WHAT TO DO: Output the material below in its entirety, exactly as given.

SOURCE DATA:
'''

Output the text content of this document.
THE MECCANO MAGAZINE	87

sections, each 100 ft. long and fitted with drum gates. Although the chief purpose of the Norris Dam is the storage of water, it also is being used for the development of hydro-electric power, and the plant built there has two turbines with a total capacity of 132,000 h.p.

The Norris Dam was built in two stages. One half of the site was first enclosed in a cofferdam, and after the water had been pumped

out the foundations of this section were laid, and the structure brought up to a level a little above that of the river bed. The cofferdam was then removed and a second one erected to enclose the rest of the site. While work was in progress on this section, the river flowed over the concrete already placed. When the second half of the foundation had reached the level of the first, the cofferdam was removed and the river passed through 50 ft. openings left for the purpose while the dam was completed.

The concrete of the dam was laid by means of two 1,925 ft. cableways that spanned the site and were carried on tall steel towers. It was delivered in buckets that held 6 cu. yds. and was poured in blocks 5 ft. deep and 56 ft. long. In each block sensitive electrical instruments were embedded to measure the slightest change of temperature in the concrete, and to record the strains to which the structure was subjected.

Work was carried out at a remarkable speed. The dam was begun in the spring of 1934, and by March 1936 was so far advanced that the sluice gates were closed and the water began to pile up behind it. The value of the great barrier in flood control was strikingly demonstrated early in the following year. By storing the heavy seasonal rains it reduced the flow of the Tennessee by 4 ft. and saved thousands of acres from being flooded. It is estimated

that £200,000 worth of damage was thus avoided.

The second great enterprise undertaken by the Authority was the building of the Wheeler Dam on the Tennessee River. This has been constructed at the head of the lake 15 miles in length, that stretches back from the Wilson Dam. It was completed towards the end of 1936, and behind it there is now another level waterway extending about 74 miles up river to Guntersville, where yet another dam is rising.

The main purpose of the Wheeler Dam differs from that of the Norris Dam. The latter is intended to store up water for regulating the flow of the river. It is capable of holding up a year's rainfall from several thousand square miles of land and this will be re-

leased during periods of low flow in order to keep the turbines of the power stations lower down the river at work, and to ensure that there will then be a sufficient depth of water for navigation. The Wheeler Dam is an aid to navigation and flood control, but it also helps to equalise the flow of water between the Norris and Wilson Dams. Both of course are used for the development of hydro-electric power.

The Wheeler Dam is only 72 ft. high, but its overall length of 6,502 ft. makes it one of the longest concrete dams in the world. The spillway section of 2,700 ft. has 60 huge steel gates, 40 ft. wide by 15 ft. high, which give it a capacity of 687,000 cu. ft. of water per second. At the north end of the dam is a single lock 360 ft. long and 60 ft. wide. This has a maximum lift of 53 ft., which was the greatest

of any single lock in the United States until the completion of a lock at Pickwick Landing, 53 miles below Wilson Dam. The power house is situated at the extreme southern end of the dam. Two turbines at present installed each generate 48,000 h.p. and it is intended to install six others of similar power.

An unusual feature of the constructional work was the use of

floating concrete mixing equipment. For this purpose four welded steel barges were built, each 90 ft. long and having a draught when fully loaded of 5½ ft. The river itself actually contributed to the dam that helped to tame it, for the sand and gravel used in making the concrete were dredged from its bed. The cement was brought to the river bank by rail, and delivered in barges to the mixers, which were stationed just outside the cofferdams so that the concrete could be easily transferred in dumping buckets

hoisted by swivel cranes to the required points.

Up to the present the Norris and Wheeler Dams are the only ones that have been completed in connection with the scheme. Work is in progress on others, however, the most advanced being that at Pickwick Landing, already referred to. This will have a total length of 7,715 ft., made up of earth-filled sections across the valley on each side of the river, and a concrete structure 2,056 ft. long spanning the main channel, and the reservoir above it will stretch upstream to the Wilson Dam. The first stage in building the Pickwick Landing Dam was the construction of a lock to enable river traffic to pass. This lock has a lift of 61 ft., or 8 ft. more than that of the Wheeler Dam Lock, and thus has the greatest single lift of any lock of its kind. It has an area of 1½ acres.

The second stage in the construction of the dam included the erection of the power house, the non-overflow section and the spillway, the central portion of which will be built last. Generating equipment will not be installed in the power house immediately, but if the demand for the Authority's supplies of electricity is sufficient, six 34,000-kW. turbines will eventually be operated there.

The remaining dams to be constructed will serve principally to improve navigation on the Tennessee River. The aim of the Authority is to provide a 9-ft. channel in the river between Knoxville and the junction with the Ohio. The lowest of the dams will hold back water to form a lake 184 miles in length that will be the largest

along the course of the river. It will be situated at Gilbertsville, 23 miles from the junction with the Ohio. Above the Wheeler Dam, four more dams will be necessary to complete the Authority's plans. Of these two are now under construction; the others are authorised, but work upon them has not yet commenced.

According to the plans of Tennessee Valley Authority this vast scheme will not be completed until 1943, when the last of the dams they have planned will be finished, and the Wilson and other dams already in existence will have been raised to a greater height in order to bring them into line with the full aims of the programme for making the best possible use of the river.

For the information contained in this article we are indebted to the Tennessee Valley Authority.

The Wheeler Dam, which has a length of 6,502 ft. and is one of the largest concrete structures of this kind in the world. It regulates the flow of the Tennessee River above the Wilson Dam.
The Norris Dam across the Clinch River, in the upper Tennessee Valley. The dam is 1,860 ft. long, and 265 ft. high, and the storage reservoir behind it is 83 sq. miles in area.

'''

TASK SOLUTION:
Output the text content of this document.
THE MECCANO MAGAZINE	87

sections, each 100 ft. long and fitted with drum gates. Although the chief purpose of the Norris Dam is the storage of water, it also is being used for the development of hydro-electric power, and the plant built there has two turbines with a total capacity of 132,000 h.p.

The Norris Dam was built in two stages. One half of the site was first enclosed in a cofferdam, and after the water had been pumped

out the foundations of this section were laid, and the structure brought up to a level a little above that of the river bed. The cofferdam was then removed and a second one erected to enclose the rest of the site. While work was in progress on this section, the river flowed over the concrete already placed. When the second half of the foundation had reached the level of the first, the cofferdam was removed and the river passed through 50 ft. openings left for the purpose while the dam was completed.

The concrete of the dam was laid by means of two 1,925 ft. cableways that spanned the site and were carried on tall steel towers. It was delivered in buckets that held 6 cu. yds. and was poured in blocks 5 ft. deep and 56 ft. long. In each block sensitive electrical instruments were embedded to measure the slightest change of temperature in the concrete, and to record the strains to which the structure was subjected.

Work was carried out at a remarkable speed. The dam was begun in the spring of 1934, and by March 1936 was so far advanced that the sluice gates were closed and the water began to pile up behind it. The value of the great barrier in flood control was strikingly demonstrated early in the following year. By storing the heavy seasonal rains it reduced the flow of the Tennessee by 4 ft. and saved thousands of acres from being flooded. It is estimated

that £200,000 worth of damage was thus avoided.

The second great enterprise undertaken by the Authority was the building of the Wheeler Dam on the Tennessee River. This has been constructed at the head of the lake 15 miles in length, that stretches back from the Wilson Dam. It was completed towards the end of 1936, and behind it there is now another level waterway extending about 74 miles up river to Guntersville, where yet another dam is rising.

The main purpose of the Wheeler Dam differs from that of the Norris Dam. The latter is intended to store up water for regulating the flow of the river. It is capable of holding up a year's rainfall from several thousand square miles of land and this will be re-

leased during periods of low flow in order to keep the turbines of the power stations lower down the river at work, and to ensure that there will then be a sufficient depth of water for navigation. The Wheeler Dam is an aid to navigation and flood control, but it also helps to equalise the flow of water between the Norris and Wilson Dams. Both of course are used for the development of hydro-electric power.

The Wheeler Dam is only 72 ft. high, but its overall length of 6,502 ft. makes it one of the longest concrete dams in the world. The spillway section of 2,700 ft. has 60 huge steel gates, 40 ft. wide by 15 ft. high, which give it a capacity of 687,000 cu. ft. of water per second. At the north end of the dam is a single lock 360 ft. long and 60 ft. wide. This has a maximum lift of 53 ft., which was the greatest

of any single lock in the United States until the completion of a lock at Pickwick Landing, 53 miles below Wilson Dam. The power house is situated at the extreme southern end of the dam. Two turbines at present installed each generate 48,000 h.p. and it is intended to install six others of similar power.

An unusual feature of the constructional work was the use of

floating concrete mixing equipment. For this purpose four welded steel barges were built, each 90 ft. long and having a draught when fully loaded of 5½ ft. The river itself actually contributed to the dam that helped to tame it, for the sand and gravel used in making the concrete were dredged from its bed. The cement was brought to the river bank by rail, and delivered in barges to the mixers, which were stationed just outside the cofferdams so that the concrete could be easily transferred in dumping buckets

hoisted by swivel cranes to the required points.

Up to the present the Norris and Wheeler Dams are the only ones that have been completed in connection with the scheme. Work is in progress on others, however, the most advanced being that at Pickwick Landing, already referred to. This will have a total length of 7,715 ft., made up of earth-filled sections across the valley on each side of the river, and a concrete structure 2,056 ft. long spanning the main channel, and the reservoir above it will stretch upstream to the Wilson Dam. The first stage in building the Pickwick Landing Dam was the construction of a lock to enable river traffic to pass. This lock has a lift of 61 ft., or 8 ft. more than that of the Wheeler Dam Lock, and thus has the greatest single lift of any lock of its kind. It has an area of 1½ acres.

The second stage in the construction of the dam included the erection of the power house, the non-overflow section and the spillway, the central portion of which will be built last. Generating equipment will not be installed in the power house immediately, but if the demand for the Authority's supplies of electricity is sufficient, six 34,000-kW. turbines will eventually be operated there.

The remaining dams to be constructed will serve principally to improve navigation on the Tennessee River. The aim of the Authority is to provide a 9-ft. channel in the river between Knoxville and the junction with the Ohio. The lowest of the dams will hold back water to form a lake 184 miles in length that will be the largest

along the course of the river. It will be situated at Gilbertsville, 23 miles from the junction with the Ohio. Above the Wheeler Dam, four more dams will be necessary to complete the Authority's plans. Of these two are now under construction; the others are authorised, but work upon them has not yet commenced.

According to the plans of Tennessee Valley Authority this vast scheme will not be completed until 1943, when the last of the dams they have planned will be finished, and the Wilson and other dams already in existence will have been raised to a greater height in order to bring them into line with the full aims of the programme for making the best possible use of the river.

For the information contained in this article we are indebted to the Tennessee Valley Authority.

The Wheeler Dam, which has a length of 6,502 ft. and is one of the largest concrete structures of this kind in the world. It regulates the flow of the Tennessee River above the Wilson Dam.
The Norris Dam across the Clinch River, in the upper Tennessee Valley. The dam is 1,860 ft. long, and 265 ft. high, and the storage reservoir behind it is 83 sq. miles in area.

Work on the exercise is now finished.